Extracted entries.
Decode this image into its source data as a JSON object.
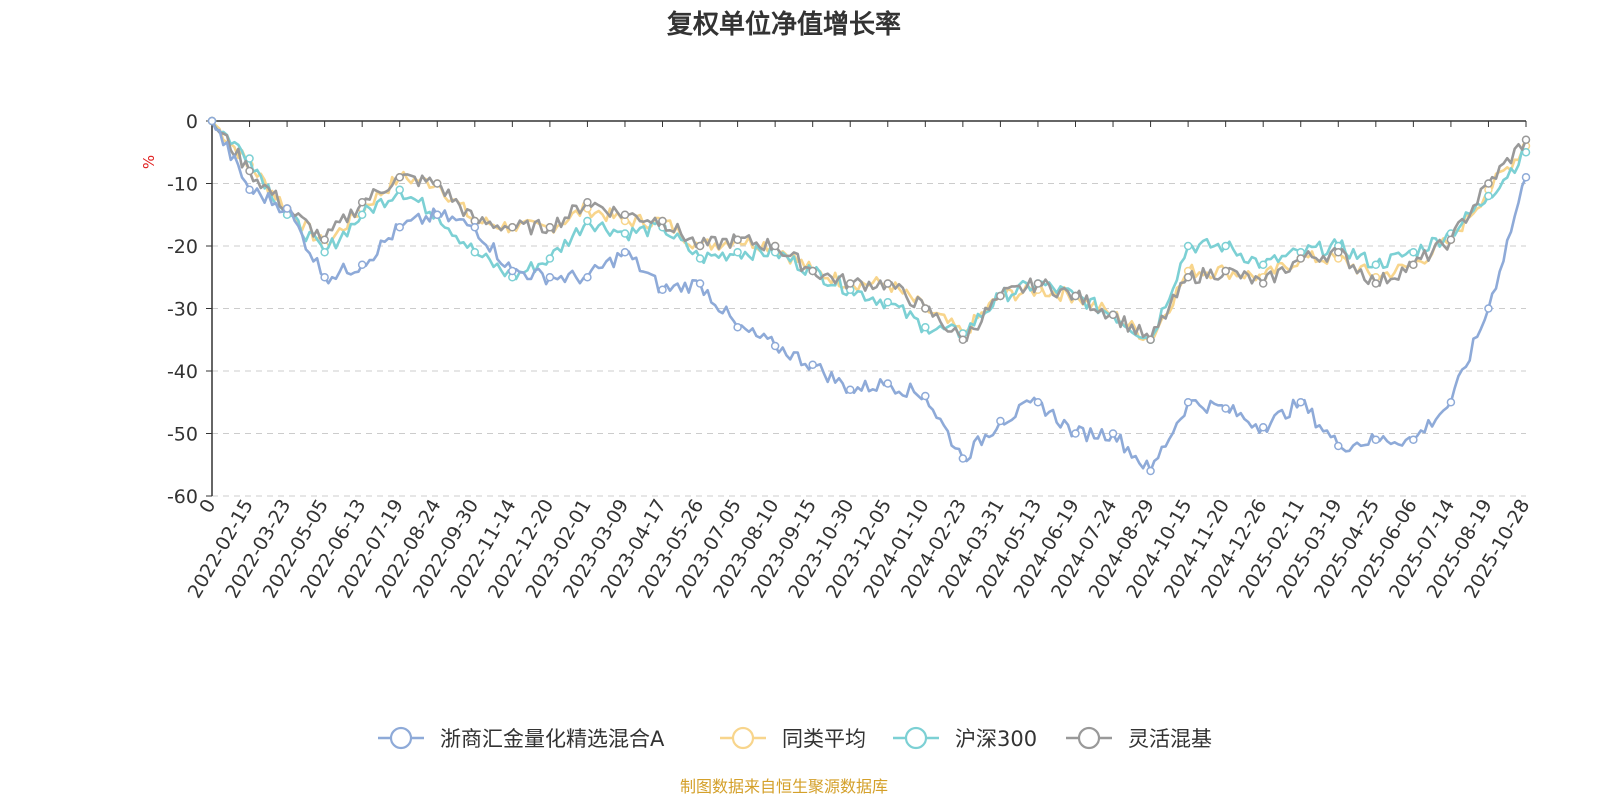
{
  "chart_data": {
    "type": "line",
    "title": "复权单位净值增长率",
    "ylabel": "%",
    "ylim": [
      -60,
      0
    ],
    "yticks": [
      0,
      -10,
      -20,
      -30,
      -40,
      -50,
      -60
    ],
    "grid": true,
    "legend_position": "bottom",
    "x_tick_labels": [
      "0",
      "2022-02-15",
      "2022-03-23",
      "2022-05-05",
      "2022-06-13",
      "2022-07-19",
      "2022-08-24",
      "2022-09-30",
      "2022-11-14",
      "2022-12-20",
      "2023-02-01",
      "2023-03-09",
      "2023-04-17",
      "2023-05-26",
      "2023-07-05",
      "2023-08-10",
      "2023-09-15",
      "2023-10-30",
      "2023-12-05",
      "2024-01-10",
      "2024-02-23",
      "2024-03-31",
      "2024-05-13",
      "2024-06-19",
      "2024-07-24",
      "2024-08-29",
      "2024-10-15",
      "2024-11-20",
      "2024-12-26",
      "2025-02-11",
      "2025-03-19",
      "2025-04-25",
      "2025-06-06",
      "2025-07-14",
      "2025-08-19",
      "2025-10-28"
    ],
    "series": [
      {
        "name": "浙商汇金量化精选混合A",
        "color": "#8eaad8",
        "values": [
          0,
          -11,
          -14,
          -25,
          -23,
          -17,
          -15,
          -17,
          -24,
          -25,
          -25,
          -21,
          -27,
          -26,
          -33,
          -36,
          -39,
          -43,
          -42,
          -44,
          -54,
          -48,
          -45,
          -50,
          -50,
          -56,
          -45,
          -46,
          -49,
          -45,
          -52,
          -51,
          -51,
          -45,
          -30,
          -9
        ]
      },
      {
        "name": "同类平均",
        "color": "#f8d58c",
        "values": [
          0,
          -7,
          -14,
          -20,
          -14,
          -9,
          -10,
          -16,
          -17,
          -17,
          -14,
          -16,
          -16,
          -20,
          -19,
          -20,
          -24,
          -26,
          -26,
          -30,
          -34,
          -28,
          -27,
          -28,
          -31,
          -35,
          -24,
          -24,
          -25,
          -22,
          -22,
          -25,
          -23,
          -19,
          -11,
          -4
        ]
      },
      {
        "name": "沪深300",
        "color": "#7cd0d4",
        "values": [
          0,
          -6,
          -15,
          -21,
          -15,
          -11,
          -15,
          -21,
          -25,
          -22,
          -16,
          -18,
          -17,
          -22,
          -21,
          -21,
          -24,
          -27,
          -29,
          -33,
          -34,
          -28,
          -26,
          -28,
          -31,
          -35,
          -20,
          -20,
          -23,
          -21,
          -20,
          -23,
          -21,
          -18,
          -12,
          -5
        ]
      },
      {
        "name": "灵活混基",
        "color": "#999999",
        "values": [
          0,
          -8,
          -14,
          -19,
          -13,
          -9,
          -10,
          -16,
          -17,
          -17,
          -13,
          -15,
          -16,
          -20,
          -19,
          -20,
          -24,
          -26,
          -26,
          -30,
          -35,
          -28,
          -26,
          -28,
          -31,
          -35,
          -25,
          -24,
          -26,
          -22,
          -21,
          -26,
          -23,
          -19,
          -10,
          -3
        ]
      }
    ]
  },
  "source_text": "制图数据来自恒生聚源数据库",
  "colors": {
    "source": "#d4a02a",
    "unit": "#e02020",
    "grid": "#cccccc"
  }
}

What this task involves.
Output every entry word for word, but omit the pictures.

Expected answer.
Decode this image into its source data as a JSON object.
{
  "chart_data": {
    "type": "line",
    "title": "复权单位净值增长率",
    "ylabel": "%",
    "ylim": [
      -60,
      0
    ],
    "yticks": [
      0,
      -10,
      -20,
      -30,
      -40,
      -50,
      -60
    ],
    "grid": true,
    "legend_position": "bottom",
    "x_tick_labels": [
      "0",
      "2022-02-15",
      "2022-03-23",
      "2022-05-05",
      "2022-06-13",
      "2022-07-19",
      "2022-08-24",
      "2022-09-30",
      "2022-11-14",
      "2022-12-20",
      "2023-02-01",
      "2023-03-09",
      "2023-04-17",
      "2023-05-26",
      "2023-07-05",
      "2023-08-10",
      "2023-09-15",
      "2023-10-30",
      "2023-12-05",
      "2024-01-10",
      "2024-02-23",
      "2024-03-31",
      "2024-05-13",
      "2024-06-19",
      "2024-07-24",
      "2024-08-29",
      "2024-10-15",
      "2024-11-20",
      "2024-12-26",
      "2025-02-11",
      "2025-03-19",
      "2025-04-25",
      "2025-06-06",
      "2025-07-14",
      "2025-08-19",
      "2025-10-28"
    ],
    "series": [
      {
        "name": "浙商汇金量化精选混合A",
        "color": "#8eaad8",
        "values": [
          0,
          -11,
          -14,
          -25,
          -23,
          -17,
          -15,
          -17,
          -24,
          -25,
          -25,
          -21,
          -27,
          -26,
          -33,
          -36,
          -39,
          -43,
          -42,
          -44,
          -54,
          -48,
          -45,
          -50,
          -50,
          -56,
          -45,
          -46,
          -49,
          -45,
          -52,
          -51,
          -51,
          -45,
          -30,
          -9
        ]
      },
      {
        "name": "同类平均",
        "color": "#f8d58c",
        "values": [
          0,
          -7,
          -14,
          -20,
          -14,
          -9,
          -10,
          -16,
          -17,
          -17,
          -14,
          -16,
          -16,
          -20,
          -19,
          -20,
          -24,
          -26,
          -26,
          -30,
          -34,
          -28,
          -27,
          -28,
          -31,
          -35,
          -24,
          -24,
          -25,
          -22,
          -22,
          -25,
          -23,
          -19,
          -11,
          -4
        ]
      },
      {
        "name": "沪深300",
        "color": "#7cd0d4",
        "values": [
          0,
          -6,
          -15,
          -21,
          -15,
          -11,
          -15,
          -21,
          -25,
          -22,
          -16,
          -18,
          -17,
          -22,
          -21,
          -21,
          -24,
          -27,
          -29,
          -33,
          -34,
          -28,
          -26,
          -28,
          -31,
          -35,
          -20,
          -20,
          -23,
          -21,
          -20,
          -23,
          -21,
          -18,
          -12,
          -5
        ]
      },
      {
        "name": "灵活混基",
        "color": "#999999",
        "values": [
          0,
          -8,
          -14,
          -19,
          -13,
          -9,
          -10,
          -16,
          -17,
          -17,
          -13,
          -15,
          -16,
          -20,
          -19,
          -20,
          -24,
          -26,
          -26,
          -30,
          -35,
          -28,
          -26,
          -28,
          -31,
          -35,
          -25,
          -24,
          -26,
          -22,
          -21,
          -26,
          -23,
          -19,
          -10,
          -3
        ]
      }
    ]
  },
  "source_text": "制图数据来自恒生聚源数据库",
  "colors": {
    "source": "#d4a02a",
    "unit": "#e02020",
    "grid": "#cccccc"
  }
}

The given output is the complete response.